***** DATA RECORDS

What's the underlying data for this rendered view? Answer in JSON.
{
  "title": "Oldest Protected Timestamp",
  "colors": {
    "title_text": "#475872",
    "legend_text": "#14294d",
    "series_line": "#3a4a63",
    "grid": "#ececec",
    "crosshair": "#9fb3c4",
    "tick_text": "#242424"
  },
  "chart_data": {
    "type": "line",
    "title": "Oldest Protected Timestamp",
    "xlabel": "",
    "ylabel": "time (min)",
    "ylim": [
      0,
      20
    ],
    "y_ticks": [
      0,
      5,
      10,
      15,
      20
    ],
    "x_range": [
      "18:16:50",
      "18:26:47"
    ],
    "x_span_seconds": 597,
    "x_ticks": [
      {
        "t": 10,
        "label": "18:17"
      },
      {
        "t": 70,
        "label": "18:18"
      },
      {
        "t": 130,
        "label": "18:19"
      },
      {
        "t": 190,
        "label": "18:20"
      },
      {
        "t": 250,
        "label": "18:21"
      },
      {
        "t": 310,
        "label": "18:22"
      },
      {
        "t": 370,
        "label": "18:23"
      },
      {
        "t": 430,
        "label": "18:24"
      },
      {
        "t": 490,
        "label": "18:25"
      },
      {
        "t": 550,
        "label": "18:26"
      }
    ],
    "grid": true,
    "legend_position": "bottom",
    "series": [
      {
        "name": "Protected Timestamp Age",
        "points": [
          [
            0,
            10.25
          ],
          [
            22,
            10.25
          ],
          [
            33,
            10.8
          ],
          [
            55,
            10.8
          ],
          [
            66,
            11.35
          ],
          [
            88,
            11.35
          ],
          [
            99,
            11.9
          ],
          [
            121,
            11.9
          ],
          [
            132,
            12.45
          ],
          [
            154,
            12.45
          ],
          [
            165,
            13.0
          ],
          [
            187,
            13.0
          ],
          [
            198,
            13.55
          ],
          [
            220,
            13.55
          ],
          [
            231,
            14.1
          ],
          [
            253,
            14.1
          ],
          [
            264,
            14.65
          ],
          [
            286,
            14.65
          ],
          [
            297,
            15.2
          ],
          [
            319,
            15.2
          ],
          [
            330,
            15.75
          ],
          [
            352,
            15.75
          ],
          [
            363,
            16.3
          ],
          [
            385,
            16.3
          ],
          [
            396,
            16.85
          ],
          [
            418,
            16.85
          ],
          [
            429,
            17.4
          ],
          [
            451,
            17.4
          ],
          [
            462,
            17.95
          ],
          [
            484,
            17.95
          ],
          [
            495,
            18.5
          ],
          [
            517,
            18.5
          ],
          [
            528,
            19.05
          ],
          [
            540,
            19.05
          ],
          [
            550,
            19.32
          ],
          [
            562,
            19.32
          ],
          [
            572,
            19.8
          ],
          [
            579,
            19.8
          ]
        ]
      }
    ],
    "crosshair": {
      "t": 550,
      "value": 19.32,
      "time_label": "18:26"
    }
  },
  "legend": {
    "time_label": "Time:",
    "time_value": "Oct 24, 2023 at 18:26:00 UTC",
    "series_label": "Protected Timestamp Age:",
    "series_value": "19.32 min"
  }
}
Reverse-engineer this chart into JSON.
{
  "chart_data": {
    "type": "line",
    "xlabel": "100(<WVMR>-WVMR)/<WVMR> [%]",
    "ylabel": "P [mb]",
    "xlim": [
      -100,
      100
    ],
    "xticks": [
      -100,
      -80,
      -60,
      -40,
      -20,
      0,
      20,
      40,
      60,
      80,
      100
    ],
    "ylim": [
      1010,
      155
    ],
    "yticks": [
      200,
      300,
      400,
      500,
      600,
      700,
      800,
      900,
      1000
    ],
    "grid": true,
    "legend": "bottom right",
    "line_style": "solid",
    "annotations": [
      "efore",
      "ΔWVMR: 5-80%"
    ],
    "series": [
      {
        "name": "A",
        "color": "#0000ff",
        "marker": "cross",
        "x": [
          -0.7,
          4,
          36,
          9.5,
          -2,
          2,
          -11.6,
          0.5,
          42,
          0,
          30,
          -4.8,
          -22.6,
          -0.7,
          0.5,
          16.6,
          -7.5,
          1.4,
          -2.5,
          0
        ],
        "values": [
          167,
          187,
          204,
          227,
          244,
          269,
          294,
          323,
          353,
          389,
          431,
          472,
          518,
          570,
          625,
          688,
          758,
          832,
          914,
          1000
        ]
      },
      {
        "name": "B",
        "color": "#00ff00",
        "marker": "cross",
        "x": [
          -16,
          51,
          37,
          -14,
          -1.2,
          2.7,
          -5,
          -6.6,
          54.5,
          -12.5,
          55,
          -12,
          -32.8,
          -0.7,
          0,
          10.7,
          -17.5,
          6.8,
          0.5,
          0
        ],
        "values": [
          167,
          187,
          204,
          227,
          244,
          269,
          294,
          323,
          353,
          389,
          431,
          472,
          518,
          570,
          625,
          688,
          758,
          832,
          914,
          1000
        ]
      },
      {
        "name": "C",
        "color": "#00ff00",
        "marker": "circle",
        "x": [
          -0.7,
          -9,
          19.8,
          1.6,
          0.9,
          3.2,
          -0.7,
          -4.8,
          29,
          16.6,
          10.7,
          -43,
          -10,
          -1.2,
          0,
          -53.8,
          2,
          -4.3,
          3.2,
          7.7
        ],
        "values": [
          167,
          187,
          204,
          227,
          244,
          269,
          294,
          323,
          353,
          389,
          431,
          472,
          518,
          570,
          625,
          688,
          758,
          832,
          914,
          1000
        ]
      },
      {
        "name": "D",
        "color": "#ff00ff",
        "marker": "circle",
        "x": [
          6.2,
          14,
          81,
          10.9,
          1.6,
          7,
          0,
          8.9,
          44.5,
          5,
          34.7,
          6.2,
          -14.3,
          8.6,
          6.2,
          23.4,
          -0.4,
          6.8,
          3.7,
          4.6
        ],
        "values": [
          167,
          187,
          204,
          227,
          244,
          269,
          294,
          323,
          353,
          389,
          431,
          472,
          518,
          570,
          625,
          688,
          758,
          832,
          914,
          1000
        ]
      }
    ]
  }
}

**********

▶ WORK TO COMPLETE:
Copy every line of the material, please, keeping it exactly the same.

▶ SOLUTION TO THIS TASK:
What's the underlying data for this rendered view? Answer in JSON.
{
  "title": "Oldest Protected Timestamp",
  "colors": {
    "title_text": "#475872",
    "legend_text": "#14294d",
    "series_line": "#3a4a63",
    "grid": "#ececec",
    "crosshair": "#9fb3c4",
    "tick_text": "#242424"
  },
  "chart_data": {
    "type": "line",
    "title": "Oldest Protected Timestamp",
    "xlabel": "",
    "ylabel": "time (min)",
    "ylim": [
      0,
      20
    ],
    "y_ticks": [
      0,
      5,
      10,
      15,
      20
    ],
    "x_range": [
      "18:16:50",
      "18:26:47"
    ],
    "x_span_seconds": 597,
    "x_ticks": [
      {
        "t": 10,
        "label": "18:17"
      },
      {
        "t": 70,
        "label": "18:18"
      },
      {
        "t": 130,
        "label": "18:19"
      },
      {
        "t": 190,
        "label": "18:20"
      },
      {
        "t": 250,
        "label": "18:21"
      },
      {
        "t": 310,
        "label": "18:22"
      },
      {
        "t": 370,
        "label": "18:23"
      },
      {
        "t": 430,
        "label": "18:24"
      },
      {
        "t": 490,
        "label": "18:25"
      },
      {
        "t": 550,
        "label": "18:26"
      }
    ],
    "grid": true,
    "legend_position": "bottom",
    "series": [
      {
        "name": "Protected Timestamp Age",
        "points": [
          [
            0,
            10.25
          ],
          [
            22,
            10.25
          ],
          [
            33,
            10.8
          ],
          [
            55,
            10.8
          ],
          [
            66,
            11.35
          ],
          [
            88,
            11.35
          ],
          [
            99,
            11.9
          ],
          [
            121,
            11.9
          ],
          [
            132,
            12.45
          ],
          [
            154,
            12.45
          ],
          [
            165,
            13.0
          ],
          [
            187,
            13.0
          ],
          [
            198,
            13.55
          ],
          [
            220,
            13.55
          ],
          [
            231,
            14.1
          ],
          [
            253,
            14.1
          ],
          [
            264,
            14.65
          ],
          [
            286,
            14.65
          ],
          [
            297,
            15.2
          ],
          [
            319,
            15.2
          ],
          [
            330,
            15.75
          ],
          [
            352,
            15.75
          ],
          [
            363,
            16.3
          ],
          [
            385,
            16.3
          ],
          [
            396,
            16.85
          ],
          [
            418,
            16.85
          ],
          [
            429,
            17.4
          ],
          [
            451,
            17.4
          ],
          [
            462,
            17.95
          ],
          [
            484,
            17.95
          ],
          [
            495,
            18.5
          ],
          [
            517,
            18.5
          ],
          [
            528,
            19.05
          ],
          [
            540,
            19.05
          ],
          [
            550,
            19.32
          ],
          [
            562,
            19.32
          ],
          [
            572,
            19.8
          ],
          [
            579,
            19.8
          ]
        ]
      }
    ],
    "crosshair": {
      "t": 550,
      "value": 19.32,
      "time_label": "18:26"
    }
  },
  "legend": {
    "time_label": "Time:",
    "time_value": "Oct 24, 2023 at 18:26:00 UTC",
    "series_label": "Protected Timestamp Age:",
    "series_value": "19.32 min"
  }
}
Reverse-engineer this chart into JSON.
{
  "chart_data": {
    "type": "line",
    "xlabel": "100(<WVMR>-WVMR)/<WVMR> [%]",
    "ylabel": "P [mb]",
    "xlim": [
      -100,
      100
    ],
    "xticks": [
      -100,
      -80,
      -60,
      -40,
      -20,
      0,
      20,
      40,
      60,
      80,
      100
    ],
    "ylim": [
      1010,
      155
    ],
    "yticks": [
      200,
      300,
      400,
      500,
      600,
      700,
      800,
      900,
      1000
    ],
    "grid": true,
    "legend": "bottom right",
    "line_style": "solid",
    "annotations": [
      "efore",
      "ΔWVMR: 5-80%"
    ],
    "series": [
      {
        "name": "A",
        "color": "#0000ff",
        "marker": "cross",
        "x": [
          -0.7,
          4,
          36,
          9.5,
          -2,
          2,
          -11.6,
          0.5,
          42,
          0,
          30,
          -4.8,
          -22.6,
          -0.7,
          0.5,
          16.6,
          -7.5,
          1.4,
          -2.5,
          0
        ],
        "values": [
          167,
          187,
          204,
          227,
          244,
          269,
          294,
          323,
          353,
          389,
          431,
          472,
          518,
          570,
          625,
          688,
          758,
          832,
          914,
          1000
        ]
      },
      {
        "name": "B",
        "color": "#00ff00",
        "marker": "cross",
        "x": [
          -16,
          51,
          37,
          -14,
          -1.2,
          2.7,
          -5,
          -6.6,
          54.5,
          -12.5,
          55,
          -12,
          -32.8,
          -0.7,
          0,
          10.7,
          -17.5,
          6.8,
          0.5,
          0
        ],
        "values": [
          167,
          187,
          204,
          227,
          244,
          269,
          294,
          323,
          353,
          389,
          431,
          472,
          518,
          570,
          625,
          688,
          758,
          832,
          914,
          1000
        ]
      },
      {
        "name": "C",
        "color": "#00ff00",
        "marker": "circle",
        "x": [
          -0.7,
          -9,
          19.8,
          1.6,
          0.9,
          3.2,
          -0.7,
          -4.8,
          29,
          16.6,
          10.7,
          -43,
          -10,
          -1.2,
          0,
          -53.8,
          2,
          -4.3,
          3.2,
          7.7
        ],
        "values": [
          167,
          187,
          204,
          227,
          244,
          269,
          294,
          323,
          353,
          389,
          431,
          472,
          518,
          570,
          625,
          688,
          758,
          832,
          914,
          1000
        ]
      },
      {
        "name": "D",
        "color": "#ff00ff",
        "marker": "circle",
        "x": [
          6.2,
          14,
          81,
          10.9,
          1.6,
          7,
          0,
          8.9,
          44.5,
          5,
          34.7,
          6.2,
          -14.3,
          8.6,
          6.2,
          23.4,
          -0.4,
          6.8,
          3.7,
          4.6
        ],
        "values": [
          167,
          187,
          204,
          227,
          244,
          269,
          294,
          323,
          353,
          389,
          431,
          472,
          518,
          570,
          625,
          688,
          758,
          832,
          914,
          1000
        ]
      }
    ]
  }
}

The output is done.